Requirements: Only lines holding the string "left" are wanted; copy each one from the material.

Supplied material:

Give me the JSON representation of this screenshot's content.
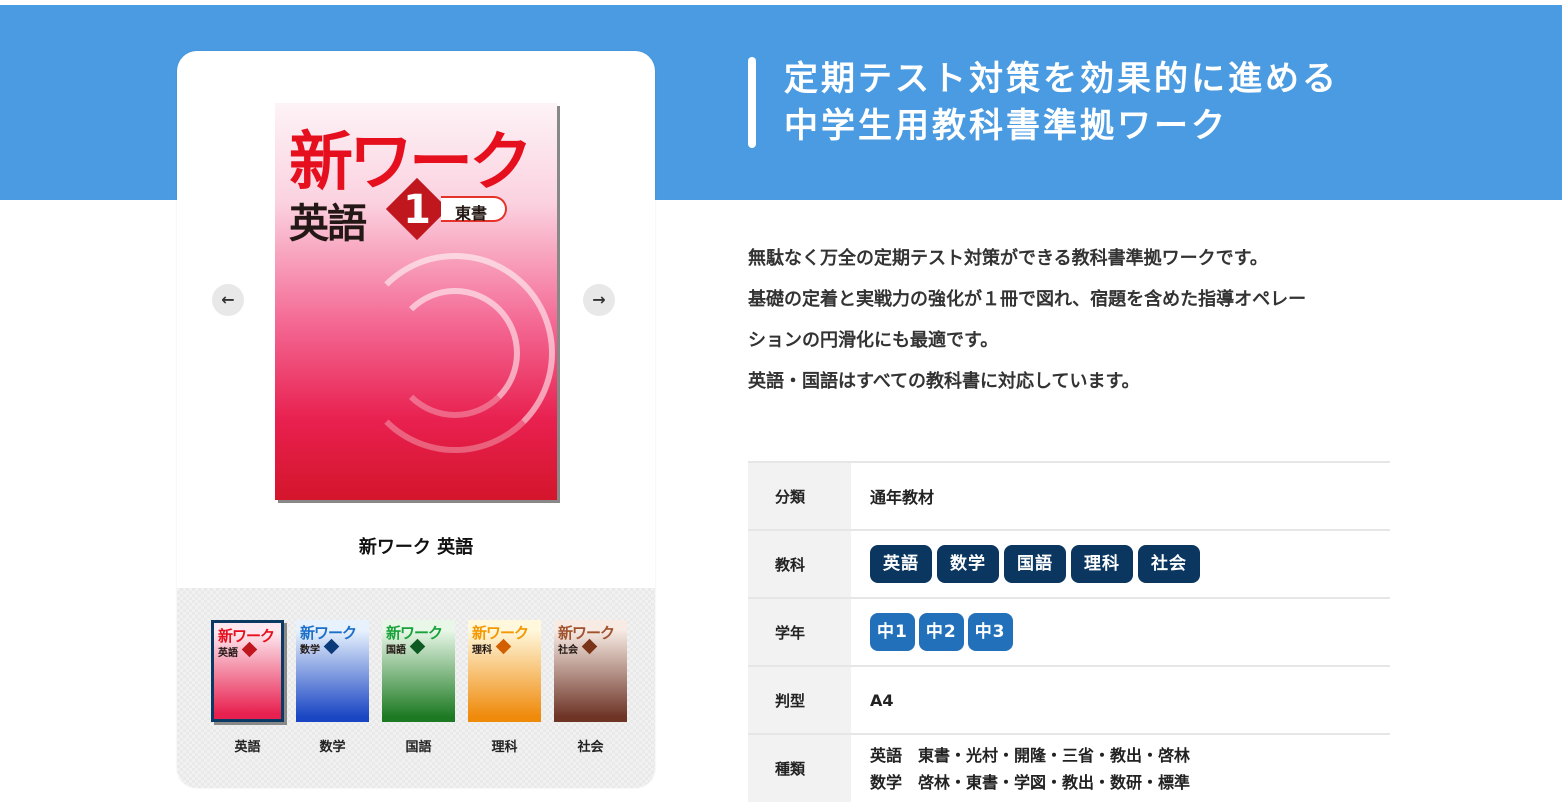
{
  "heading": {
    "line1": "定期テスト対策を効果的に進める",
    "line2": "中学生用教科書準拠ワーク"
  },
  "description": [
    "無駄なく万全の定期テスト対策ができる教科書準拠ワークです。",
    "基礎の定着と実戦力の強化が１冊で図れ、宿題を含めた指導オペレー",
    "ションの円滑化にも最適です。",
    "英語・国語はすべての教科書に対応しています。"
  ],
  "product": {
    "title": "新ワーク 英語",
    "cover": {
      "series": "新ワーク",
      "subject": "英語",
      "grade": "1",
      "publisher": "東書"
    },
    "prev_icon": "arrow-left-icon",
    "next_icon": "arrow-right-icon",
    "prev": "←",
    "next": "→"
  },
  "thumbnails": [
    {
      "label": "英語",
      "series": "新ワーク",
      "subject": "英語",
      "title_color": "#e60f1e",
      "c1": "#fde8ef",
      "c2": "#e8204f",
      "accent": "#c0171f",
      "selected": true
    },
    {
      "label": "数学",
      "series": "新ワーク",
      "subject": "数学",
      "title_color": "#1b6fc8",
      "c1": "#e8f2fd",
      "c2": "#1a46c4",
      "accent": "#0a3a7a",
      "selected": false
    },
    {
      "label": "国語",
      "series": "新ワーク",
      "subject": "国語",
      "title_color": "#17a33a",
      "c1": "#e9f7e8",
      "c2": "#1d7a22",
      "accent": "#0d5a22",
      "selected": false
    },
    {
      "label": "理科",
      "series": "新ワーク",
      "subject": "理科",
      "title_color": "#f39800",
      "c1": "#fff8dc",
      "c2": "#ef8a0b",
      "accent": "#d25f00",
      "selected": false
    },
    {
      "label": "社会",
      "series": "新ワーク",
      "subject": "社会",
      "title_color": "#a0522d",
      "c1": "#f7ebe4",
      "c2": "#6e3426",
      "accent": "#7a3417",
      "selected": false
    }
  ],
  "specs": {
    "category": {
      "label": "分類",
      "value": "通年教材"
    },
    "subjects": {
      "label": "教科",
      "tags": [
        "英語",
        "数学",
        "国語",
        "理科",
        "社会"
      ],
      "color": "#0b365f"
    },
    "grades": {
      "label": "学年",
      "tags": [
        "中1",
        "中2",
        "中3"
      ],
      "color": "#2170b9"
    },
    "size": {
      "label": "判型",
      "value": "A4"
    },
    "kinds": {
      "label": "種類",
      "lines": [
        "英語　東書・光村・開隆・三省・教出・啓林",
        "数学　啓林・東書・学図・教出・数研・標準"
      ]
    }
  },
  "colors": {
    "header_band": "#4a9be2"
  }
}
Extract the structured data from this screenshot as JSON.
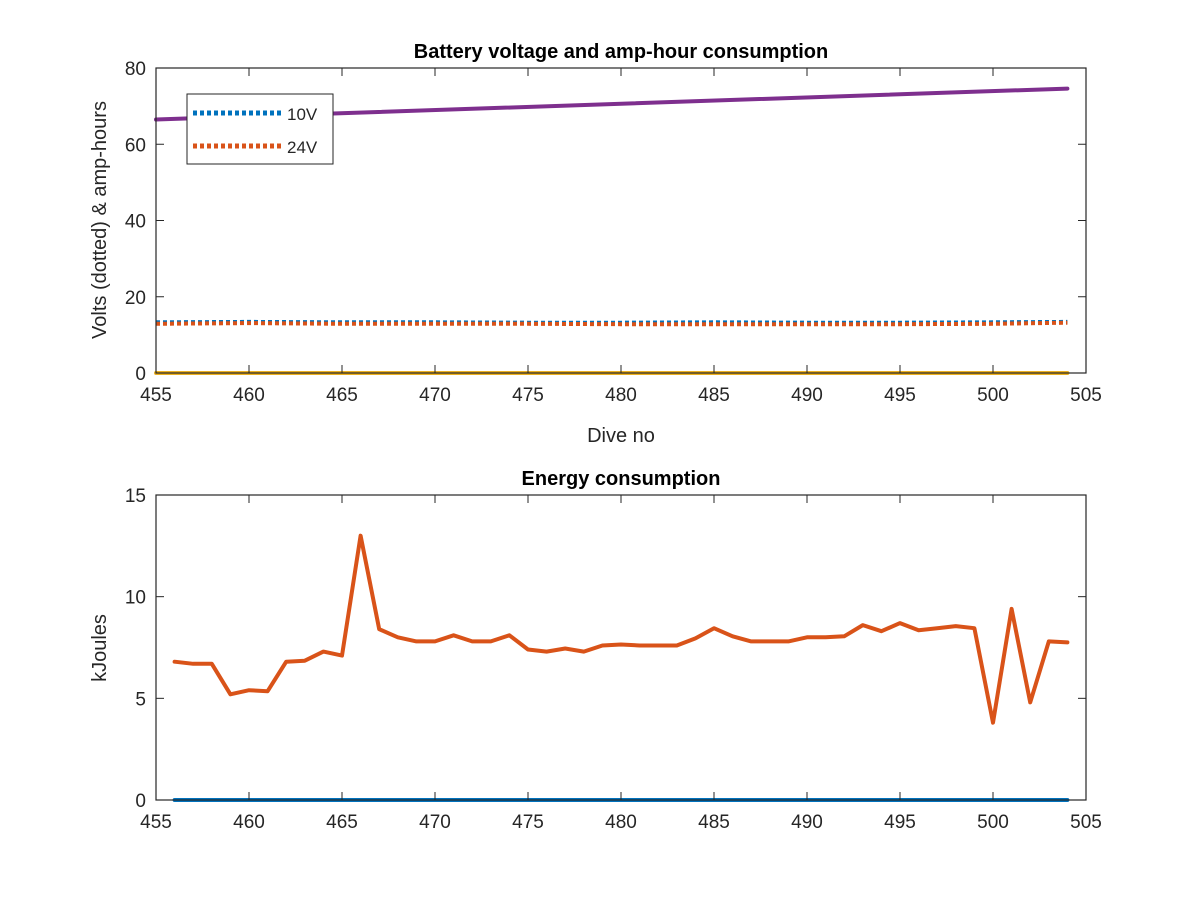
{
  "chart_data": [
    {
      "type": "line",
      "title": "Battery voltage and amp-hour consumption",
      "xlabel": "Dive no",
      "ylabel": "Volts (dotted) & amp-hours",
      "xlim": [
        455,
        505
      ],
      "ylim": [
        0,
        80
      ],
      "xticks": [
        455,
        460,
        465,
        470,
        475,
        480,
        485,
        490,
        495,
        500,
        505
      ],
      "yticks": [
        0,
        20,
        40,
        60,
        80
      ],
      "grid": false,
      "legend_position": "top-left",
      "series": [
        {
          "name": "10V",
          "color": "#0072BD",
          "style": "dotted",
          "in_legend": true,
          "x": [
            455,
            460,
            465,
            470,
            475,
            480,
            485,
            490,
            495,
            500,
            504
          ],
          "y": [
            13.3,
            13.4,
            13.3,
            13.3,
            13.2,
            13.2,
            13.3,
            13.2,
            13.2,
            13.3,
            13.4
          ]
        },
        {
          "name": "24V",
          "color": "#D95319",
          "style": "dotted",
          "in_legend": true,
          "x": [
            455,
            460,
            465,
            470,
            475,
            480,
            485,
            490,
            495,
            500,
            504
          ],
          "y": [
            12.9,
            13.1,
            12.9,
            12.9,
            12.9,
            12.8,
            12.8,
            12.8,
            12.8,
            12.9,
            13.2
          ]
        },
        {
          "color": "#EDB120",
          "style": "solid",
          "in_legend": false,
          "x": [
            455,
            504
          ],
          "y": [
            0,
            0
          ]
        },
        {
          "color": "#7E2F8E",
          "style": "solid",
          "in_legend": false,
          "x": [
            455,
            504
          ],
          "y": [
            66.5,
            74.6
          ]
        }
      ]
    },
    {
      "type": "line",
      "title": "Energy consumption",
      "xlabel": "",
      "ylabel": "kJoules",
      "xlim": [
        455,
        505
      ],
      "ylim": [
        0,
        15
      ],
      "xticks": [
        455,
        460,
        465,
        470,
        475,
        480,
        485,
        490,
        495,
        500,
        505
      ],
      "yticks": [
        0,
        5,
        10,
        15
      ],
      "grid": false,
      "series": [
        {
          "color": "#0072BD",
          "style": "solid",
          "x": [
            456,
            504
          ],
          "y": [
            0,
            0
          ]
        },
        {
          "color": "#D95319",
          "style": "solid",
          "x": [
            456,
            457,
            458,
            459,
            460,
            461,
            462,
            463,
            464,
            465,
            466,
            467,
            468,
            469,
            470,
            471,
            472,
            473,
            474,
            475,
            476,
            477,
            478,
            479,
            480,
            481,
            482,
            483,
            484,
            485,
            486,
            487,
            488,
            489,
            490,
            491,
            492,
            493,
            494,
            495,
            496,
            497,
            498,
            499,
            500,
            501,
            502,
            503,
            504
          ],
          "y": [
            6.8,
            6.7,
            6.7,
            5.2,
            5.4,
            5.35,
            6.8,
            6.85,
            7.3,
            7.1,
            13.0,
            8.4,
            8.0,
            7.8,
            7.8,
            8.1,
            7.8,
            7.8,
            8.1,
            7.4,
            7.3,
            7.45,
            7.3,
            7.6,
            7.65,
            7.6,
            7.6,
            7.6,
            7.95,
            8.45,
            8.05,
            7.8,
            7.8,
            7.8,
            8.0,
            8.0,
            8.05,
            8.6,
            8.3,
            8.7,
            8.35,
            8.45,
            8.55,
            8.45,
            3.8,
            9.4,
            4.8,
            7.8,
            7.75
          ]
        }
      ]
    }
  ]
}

==

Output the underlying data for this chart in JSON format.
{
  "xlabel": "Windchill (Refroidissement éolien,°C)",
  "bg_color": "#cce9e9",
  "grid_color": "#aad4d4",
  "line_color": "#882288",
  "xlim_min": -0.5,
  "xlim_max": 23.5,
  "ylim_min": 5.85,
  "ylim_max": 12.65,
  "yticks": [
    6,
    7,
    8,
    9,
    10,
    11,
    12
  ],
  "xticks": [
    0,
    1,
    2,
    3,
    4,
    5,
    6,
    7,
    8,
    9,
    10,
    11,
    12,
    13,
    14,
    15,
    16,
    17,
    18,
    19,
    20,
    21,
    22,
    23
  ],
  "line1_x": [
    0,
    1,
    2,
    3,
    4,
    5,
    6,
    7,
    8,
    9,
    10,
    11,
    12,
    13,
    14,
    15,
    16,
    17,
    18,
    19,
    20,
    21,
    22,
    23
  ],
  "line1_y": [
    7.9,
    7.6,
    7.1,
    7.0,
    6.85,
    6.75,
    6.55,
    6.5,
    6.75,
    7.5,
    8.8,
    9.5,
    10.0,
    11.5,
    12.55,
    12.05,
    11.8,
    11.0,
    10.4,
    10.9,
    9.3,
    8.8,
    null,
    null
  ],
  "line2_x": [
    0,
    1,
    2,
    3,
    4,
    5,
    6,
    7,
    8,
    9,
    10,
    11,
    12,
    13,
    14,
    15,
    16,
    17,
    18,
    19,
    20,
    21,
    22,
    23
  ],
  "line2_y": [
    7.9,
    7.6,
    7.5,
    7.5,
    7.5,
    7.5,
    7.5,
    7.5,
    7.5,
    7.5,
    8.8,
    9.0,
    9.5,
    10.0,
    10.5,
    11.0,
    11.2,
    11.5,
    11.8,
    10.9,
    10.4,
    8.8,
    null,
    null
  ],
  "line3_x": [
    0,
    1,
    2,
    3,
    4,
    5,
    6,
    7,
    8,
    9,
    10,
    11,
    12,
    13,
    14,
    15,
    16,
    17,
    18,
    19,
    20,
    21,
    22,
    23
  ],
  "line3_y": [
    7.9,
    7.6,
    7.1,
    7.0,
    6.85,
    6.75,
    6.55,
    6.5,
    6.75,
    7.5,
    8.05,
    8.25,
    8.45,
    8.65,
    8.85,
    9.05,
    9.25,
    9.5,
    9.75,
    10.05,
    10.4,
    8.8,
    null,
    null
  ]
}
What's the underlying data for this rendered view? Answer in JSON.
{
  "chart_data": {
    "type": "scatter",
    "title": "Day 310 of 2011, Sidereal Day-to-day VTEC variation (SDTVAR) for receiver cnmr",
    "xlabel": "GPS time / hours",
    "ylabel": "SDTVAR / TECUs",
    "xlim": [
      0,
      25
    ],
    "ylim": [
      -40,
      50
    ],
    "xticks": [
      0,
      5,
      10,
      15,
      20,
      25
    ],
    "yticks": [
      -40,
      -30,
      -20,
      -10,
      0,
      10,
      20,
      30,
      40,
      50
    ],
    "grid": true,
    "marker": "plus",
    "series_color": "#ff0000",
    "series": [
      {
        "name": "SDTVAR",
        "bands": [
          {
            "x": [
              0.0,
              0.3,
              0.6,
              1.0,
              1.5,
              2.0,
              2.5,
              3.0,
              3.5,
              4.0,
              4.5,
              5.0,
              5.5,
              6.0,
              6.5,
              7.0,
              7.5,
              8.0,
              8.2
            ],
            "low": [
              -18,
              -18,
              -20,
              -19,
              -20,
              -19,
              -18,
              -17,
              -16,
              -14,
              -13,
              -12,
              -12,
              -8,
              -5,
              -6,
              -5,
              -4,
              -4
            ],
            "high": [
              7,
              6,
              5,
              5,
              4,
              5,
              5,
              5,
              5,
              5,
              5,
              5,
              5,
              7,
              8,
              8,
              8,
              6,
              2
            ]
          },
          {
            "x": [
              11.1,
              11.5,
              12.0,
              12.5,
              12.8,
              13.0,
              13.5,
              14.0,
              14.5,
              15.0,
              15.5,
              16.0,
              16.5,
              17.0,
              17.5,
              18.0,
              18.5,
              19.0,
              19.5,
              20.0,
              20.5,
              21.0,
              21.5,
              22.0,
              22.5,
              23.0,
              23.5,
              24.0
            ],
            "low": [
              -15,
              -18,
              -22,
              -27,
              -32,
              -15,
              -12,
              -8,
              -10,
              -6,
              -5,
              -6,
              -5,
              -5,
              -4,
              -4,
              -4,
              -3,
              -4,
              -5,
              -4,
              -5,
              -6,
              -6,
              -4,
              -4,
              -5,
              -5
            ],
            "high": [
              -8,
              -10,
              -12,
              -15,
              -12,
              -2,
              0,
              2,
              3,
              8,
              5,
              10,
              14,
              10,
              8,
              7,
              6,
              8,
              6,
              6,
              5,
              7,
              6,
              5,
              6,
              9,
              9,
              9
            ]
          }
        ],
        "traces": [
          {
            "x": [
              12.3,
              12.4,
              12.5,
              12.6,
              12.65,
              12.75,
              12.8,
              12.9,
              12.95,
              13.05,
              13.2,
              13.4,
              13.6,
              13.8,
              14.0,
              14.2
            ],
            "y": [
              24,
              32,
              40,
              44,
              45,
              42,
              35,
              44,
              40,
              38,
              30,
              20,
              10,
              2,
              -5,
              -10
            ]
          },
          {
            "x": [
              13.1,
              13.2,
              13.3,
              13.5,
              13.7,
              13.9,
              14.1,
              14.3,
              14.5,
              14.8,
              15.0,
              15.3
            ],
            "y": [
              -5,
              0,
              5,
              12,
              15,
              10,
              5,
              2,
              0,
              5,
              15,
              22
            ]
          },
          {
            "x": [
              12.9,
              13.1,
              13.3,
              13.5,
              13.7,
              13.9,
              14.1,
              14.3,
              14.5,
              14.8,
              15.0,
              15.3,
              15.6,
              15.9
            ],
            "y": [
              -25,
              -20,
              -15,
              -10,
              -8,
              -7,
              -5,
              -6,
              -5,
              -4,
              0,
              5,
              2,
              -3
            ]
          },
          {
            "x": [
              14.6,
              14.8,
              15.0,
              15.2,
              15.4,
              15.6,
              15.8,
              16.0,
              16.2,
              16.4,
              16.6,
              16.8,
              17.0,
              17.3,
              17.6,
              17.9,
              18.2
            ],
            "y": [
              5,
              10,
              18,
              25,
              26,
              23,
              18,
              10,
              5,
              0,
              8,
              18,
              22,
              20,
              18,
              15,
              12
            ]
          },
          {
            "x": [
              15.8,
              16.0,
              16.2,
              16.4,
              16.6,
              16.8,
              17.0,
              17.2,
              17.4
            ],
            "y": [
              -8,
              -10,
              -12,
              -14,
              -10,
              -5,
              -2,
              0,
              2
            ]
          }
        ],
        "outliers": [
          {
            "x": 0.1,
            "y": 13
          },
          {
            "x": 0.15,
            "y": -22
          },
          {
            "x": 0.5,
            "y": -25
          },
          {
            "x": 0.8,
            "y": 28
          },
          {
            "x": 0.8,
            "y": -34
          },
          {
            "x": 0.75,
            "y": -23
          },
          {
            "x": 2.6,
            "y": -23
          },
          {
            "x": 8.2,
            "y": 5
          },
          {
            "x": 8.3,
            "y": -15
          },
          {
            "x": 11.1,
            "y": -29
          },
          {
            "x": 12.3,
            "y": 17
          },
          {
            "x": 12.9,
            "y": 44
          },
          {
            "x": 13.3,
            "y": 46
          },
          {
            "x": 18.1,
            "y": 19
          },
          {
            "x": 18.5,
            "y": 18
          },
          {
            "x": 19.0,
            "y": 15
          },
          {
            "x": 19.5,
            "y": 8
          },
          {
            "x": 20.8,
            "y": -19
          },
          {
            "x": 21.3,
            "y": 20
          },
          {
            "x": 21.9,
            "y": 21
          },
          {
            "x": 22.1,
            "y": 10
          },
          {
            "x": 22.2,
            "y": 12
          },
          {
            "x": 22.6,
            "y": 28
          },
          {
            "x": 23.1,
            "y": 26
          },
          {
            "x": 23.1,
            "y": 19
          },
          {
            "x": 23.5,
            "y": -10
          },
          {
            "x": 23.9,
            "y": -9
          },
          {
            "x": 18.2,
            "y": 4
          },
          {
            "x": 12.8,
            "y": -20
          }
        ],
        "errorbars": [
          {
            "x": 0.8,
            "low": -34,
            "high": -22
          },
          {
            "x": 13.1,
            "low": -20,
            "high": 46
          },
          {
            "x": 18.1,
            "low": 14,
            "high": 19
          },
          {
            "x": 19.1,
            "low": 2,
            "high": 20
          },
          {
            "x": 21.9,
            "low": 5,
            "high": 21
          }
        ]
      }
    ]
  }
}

Answer:
    "prev_icon": "arrow-left-icon",
      "legend_position": "top-left",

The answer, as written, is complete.